# Exercise brief
State how many lines hold the word "your", with no other words.

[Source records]
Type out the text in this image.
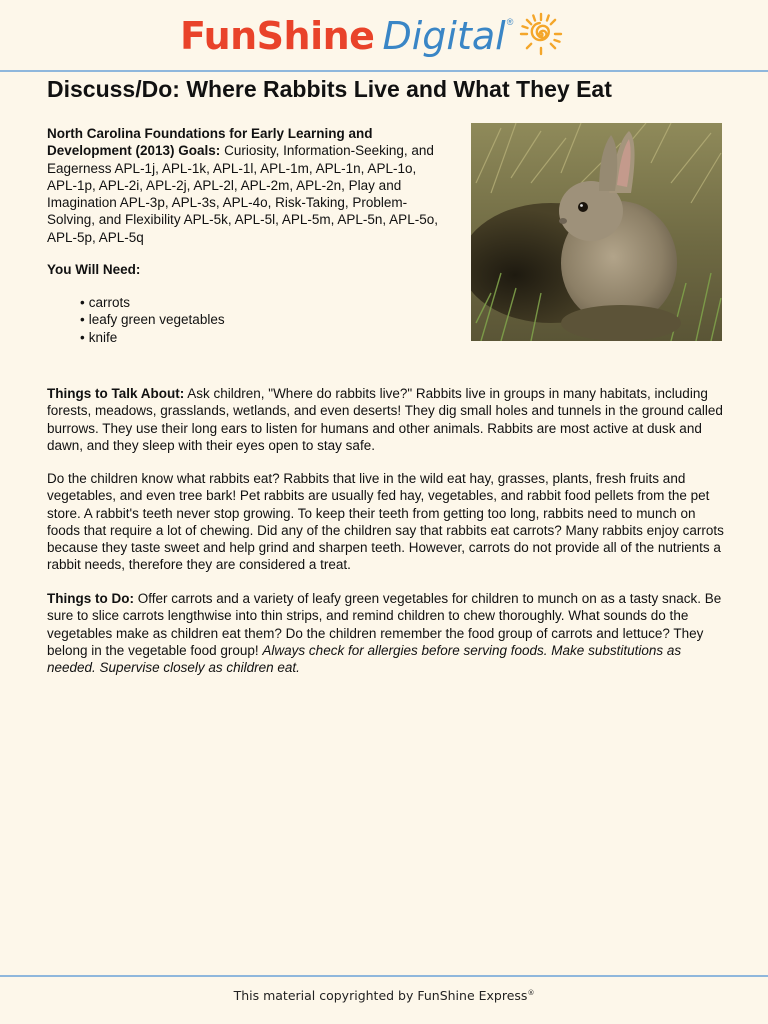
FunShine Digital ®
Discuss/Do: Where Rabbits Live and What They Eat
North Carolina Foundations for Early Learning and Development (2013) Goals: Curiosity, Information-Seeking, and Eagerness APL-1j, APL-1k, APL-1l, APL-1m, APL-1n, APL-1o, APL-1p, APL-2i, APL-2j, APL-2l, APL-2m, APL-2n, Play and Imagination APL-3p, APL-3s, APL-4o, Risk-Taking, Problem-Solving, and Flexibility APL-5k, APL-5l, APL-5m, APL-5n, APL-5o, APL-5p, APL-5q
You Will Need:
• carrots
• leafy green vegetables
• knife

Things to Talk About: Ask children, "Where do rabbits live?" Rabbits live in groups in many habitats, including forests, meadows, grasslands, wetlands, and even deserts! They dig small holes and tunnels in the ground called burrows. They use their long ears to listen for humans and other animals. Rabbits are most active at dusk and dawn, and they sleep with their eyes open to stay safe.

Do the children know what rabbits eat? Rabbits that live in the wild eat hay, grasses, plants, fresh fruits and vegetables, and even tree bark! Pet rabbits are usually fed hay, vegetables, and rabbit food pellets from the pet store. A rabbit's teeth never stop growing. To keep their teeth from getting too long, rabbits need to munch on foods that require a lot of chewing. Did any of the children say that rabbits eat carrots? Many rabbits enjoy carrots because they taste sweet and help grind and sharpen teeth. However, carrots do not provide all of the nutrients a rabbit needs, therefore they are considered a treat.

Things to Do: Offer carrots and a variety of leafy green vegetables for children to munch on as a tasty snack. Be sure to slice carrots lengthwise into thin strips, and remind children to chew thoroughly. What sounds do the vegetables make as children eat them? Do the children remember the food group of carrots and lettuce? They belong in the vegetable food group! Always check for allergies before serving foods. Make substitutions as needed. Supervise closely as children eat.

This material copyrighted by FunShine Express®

==

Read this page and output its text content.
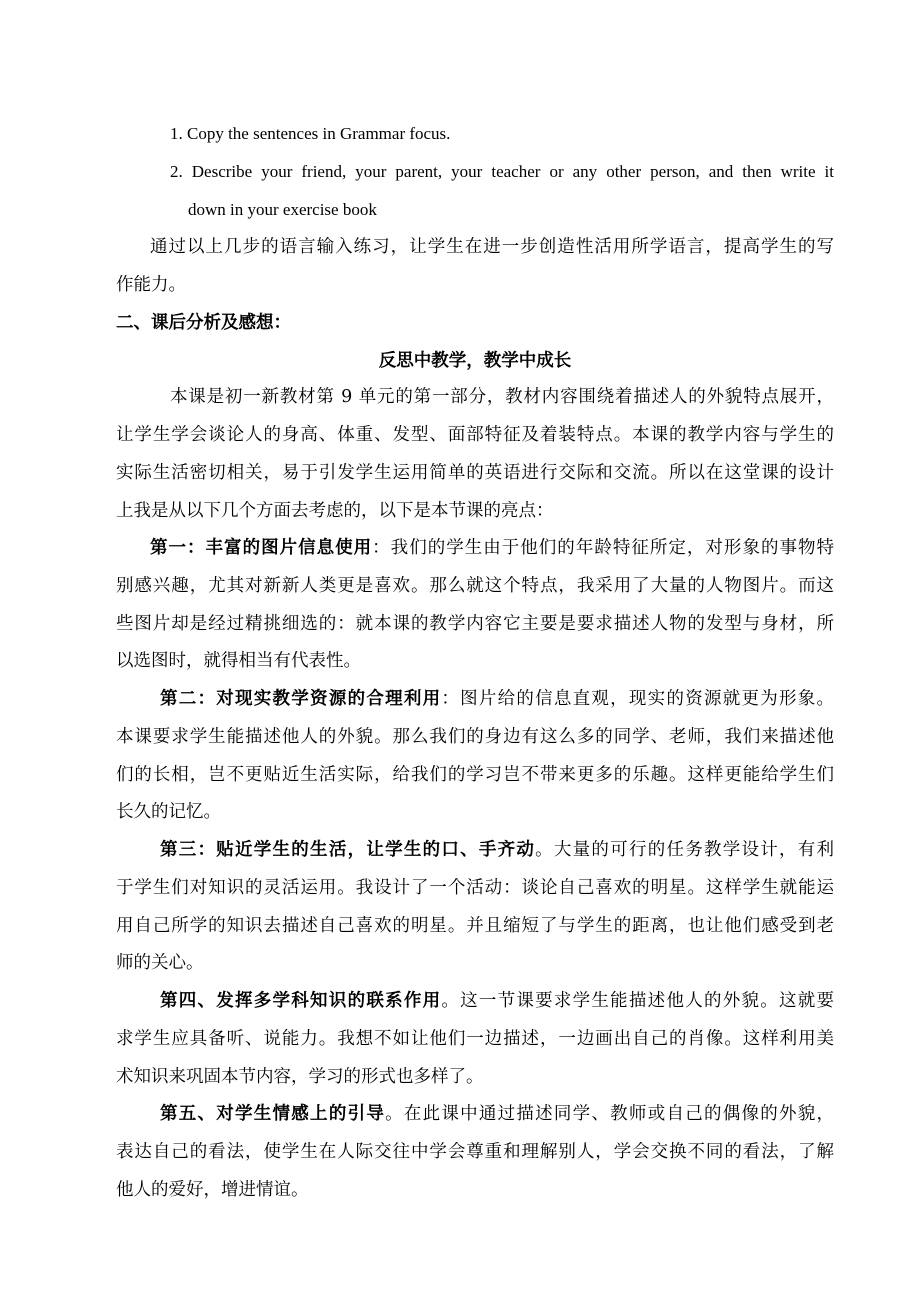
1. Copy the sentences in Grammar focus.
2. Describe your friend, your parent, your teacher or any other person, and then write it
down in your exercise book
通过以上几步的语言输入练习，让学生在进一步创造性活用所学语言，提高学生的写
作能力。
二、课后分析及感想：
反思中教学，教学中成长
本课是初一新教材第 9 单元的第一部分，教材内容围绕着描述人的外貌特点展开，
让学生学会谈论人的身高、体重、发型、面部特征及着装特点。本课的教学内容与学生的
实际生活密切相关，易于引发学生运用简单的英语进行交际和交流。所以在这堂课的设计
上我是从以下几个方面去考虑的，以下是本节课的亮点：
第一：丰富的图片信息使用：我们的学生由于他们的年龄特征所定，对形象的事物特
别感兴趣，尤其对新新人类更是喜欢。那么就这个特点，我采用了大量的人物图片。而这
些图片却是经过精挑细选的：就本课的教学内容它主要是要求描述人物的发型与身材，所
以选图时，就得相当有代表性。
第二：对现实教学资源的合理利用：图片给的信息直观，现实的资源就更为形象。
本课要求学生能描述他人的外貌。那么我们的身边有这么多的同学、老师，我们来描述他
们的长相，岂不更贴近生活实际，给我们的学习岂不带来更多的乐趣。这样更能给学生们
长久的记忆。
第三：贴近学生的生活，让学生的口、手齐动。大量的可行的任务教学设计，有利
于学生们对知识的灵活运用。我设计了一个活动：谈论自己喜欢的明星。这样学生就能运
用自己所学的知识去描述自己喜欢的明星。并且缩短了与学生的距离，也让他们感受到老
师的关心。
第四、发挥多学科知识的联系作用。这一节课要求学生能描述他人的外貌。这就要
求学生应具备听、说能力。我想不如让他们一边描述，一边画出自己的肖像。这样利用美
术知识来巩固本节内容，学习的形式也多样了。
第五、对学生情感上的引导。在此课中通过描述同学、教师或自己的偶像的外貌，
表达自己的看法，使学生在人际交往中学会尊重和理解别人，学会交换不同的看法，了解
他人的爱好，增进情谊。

# Result of this task
2